- Exercise requirements -
Transcribe the full listing below exactly.

- Material for the task -
---------------

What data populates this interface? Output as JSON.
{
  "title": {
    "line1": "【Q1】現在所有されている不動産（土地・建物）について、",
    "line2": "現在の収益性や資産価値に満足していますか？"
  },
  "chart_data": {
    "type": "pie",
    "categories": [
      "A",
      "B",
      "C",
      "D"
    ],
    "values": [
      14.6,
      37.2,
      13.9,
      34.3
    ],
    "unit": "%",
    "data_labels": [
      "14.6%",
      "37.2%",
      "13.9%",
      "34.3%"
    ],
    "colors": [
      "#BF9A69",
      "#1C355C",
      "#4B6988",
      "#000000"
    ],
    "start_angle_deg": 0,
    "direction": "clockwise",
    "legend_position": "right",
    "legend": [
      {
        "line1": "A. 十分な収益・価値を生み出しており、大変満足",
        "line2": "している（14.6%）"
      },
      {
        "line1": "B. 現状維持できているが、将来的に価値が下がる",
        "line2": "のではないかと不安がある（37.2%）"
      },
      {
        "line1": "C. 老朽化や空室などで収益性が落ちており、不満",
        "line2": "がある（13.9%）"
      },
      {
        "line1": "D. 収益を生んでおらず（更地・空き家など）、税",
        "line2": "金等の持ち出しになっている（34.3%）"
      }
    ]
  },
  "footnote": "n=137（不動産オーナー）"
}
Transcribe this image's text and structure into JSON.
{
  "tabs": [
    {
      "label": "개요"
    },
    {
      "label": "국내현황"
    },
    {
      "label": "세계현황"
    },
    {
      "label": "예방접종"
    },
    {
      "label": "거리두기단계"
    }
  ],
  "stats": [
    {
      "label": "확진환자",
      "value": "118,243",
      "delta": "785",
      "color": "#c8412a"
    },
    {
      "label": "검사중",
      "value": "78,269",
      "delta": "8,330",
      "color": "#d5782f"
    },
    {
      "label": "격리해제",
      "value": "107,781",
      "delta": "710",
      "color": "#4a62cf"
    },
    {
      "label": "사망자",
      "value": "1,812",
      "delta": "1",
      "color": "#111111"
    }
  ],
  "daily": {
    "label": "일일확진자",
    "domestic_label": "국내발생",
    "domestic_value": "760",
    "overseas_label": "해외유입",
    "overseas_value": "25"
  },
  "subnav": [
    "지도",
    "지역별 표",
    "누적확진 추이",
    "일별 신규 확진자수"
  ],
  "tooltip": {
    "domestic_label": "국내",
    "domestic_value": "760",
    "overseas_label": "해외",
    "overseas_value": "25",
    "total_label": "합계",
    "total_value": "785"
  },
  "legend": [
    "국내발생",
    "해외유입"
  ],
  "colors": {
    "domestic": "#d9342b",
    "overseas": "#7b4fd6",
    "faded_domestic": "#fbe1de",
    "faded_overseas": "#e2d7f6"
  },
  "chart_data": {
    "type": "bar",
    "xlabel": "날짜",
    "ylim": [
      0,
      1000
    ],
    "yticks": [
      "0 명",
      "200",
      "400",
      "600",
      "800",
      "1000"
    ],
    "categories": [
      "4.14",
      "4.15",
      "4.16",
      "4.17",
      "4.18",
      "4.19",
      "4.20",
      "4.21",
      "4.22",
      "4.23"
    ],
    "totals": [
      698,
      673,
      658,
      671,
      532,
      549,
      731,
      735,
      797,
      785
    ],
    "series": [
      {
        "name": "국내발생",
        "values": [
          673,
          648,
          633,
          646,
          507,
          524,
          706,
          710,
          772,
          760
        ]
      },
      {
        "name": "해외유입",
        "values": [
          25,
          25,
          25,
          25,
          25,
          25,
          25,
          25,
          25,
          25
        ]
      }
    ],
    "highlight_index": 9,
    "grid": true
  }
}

---------------

- Written solution -
What data populates this interface? Output as JSON.
{
  "title": {
    "line1": "【Q1】現在所有されている不動産（土地・建物）について、",
    "line2": "現在の収益性や資産価値に満足していますか？"
  },
  "chart_data": {
    "type": "pie",
    "categories": [
      "A",
      "B",
      "C",
      "D"
    ],
    "values": [
      14.6,
      37.2,
      13.9,
      34.3
    ],
    "unit": "%",
    "data_labels": [
      "14.6%",
      "37.2%",
      "13.9%",
      "34.3%"
    ],
    "colors": [
      "#BF9A69",
      "#1C355C",
      "#4B6988",
      "#000000"
    ],
    "start_angle_deg": 0,
    "direction": "clockwise",
    "legend_position": "right",
    "legend": [
      {
        "line1": "A. 十分な収益・価値を生み出しており、大変満足",
        "line2": "している（14.6%）"
      },
      {
        "line1": "B. 現状維持できているが、将来的に価値が下がる",
        "line2": "のではないかと不安がある（37.2%）"
      },
      {
        "line1": "C. 老朽化や空室などで収益性が落ちており、不満",
        "line2": "がある（13.9%）"
      },
      {
        "line1": "D. 収益を生んでおらず（更地・空き家など）、税",
        "line2": "金等の持ち出しになっている（34.3%）"
      }
    ]
  },
  "footnote": "n=137（不動産オーナー）"
}
Transcribe this image's text and structure into JSON.
{
  "tabs": [
    {
      "label": "개요"
    },
    {
      "label": "국내현황"
    },
    {
      "label": "세계현황"
    },
    {
      "label": "예방접종"
    },
    {
      "label": "거리두기단계"
    }
  ],
  "stats": [
    {
      "label": "확진환자",
      "value": "118,243",
      "delta": "785",
      "color": "#c8412a"
    },
    {
      "label": "검사중",
      "value": "78,269",
      "delta": "8,330",
      "color": "#d5782f"
    },
    {
      "label": "격리해제",
      "value": "107,781",
      "delta": "710",
      "color": "#4a62cf"
    },
    {
      "label": "사망자",
      "value": "1,812",
      "delta": "1",
      "color": "#111111"
    }
  ],
  "daily": {
    "label": "일일확진자",
    "domestic_label": "국내발생",
    "domestic_value": "760",
    "overseas_label": "해외유입",
    "overseas_value": "25"
  },
  "subnav": [
    "지도",
    "지역별 표",
    "누적확진 추이",
    "일별 신규 확진자수"
  ],
  "tooltip": {
    "domestic_label": "국내",
    "domestic_value": "760",
    "overseas_label": "해외",
    "overseas_value": "25",
    "total_label": "합계",
    "total_value": "785"
  },
  "legend": [
    "국내발생",
    "해외유입"
  ],
  "colors": {
    "domestic": "#d9342b",
    "overseas": "#7b4fd6",
    "faded_domestic": "#fbe1de",
    "faded_overseas": "#e2d7f6"
  },
  "chart_data": {
    "type": "bar",
    "xlabel": "날짜",
    "ylim": [
      0,
      1000
    ],
    "yticks": [
      "0 명",
      "200",
      "400",
      "600",
      "800",
      "1000"
    ],
    "categories": [
      "4.14",
      "4.15",
      "4.16",
      "4.17",
      "4.18",
      "4.19",
      "4.20",
      "4.21",
      "4.22",
      "4.23"
    ],
    "totals": [
      698,
      673,
      658,
      671,
      532,
      549,
      731,
      735,
      797,
      785
    ],
    "series": [
      {
        "name": "국내발생",
        "values": [
          673,
          648,
          633,
          646,
          507,
          524,
          706,
          710,
          772,
          760
        ]
      },
      {
        "name": "해외유입",
        "values": [
          25,
          25,
          25,
          25,
          25,
          25,
          25,
          25,
          25,
          25
        ]
      }
    ],
    "highlight_index": 9,
    "grid": true
  }
}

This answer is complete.